* begin DATA ENTRIES *

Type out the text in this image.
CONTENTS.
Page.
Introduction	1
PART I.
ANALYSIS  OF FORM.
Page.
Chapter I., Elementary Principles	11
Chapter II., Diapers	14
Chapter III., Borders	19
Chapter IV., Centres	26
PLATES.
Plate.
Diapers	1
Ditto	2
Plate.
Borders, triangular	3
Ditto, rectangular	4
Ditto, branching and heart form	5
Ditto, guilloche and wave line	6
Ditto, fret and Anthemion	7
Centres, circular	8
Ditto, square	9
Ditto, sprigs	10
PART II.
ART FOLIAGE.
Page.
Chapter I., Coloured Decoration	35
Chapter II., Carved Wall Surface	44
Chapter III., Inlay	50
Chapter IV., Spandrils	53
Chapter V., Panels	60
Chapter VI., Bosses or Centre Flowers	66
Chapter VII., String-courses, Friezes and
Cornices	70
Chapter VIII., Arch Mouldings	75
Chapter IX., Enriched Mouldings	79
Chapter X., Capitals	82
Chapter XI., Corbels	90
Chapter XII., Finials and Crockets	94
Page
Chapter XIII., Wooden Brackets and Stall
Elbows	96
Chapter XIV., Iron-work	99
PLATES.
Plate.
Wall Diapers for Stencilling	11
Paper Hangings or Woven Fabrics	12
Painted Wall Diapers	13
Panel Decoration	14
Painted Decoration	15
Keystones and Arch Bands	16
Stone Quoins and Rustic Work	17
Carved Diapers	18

* end DATA ENTRIES *

Find "Arch". Copy every line it occurs in.

**ANSWER TO THE PROBLEM**
Chapter VIII., Arch Mouldings	75
Keystones and Arch Bands	16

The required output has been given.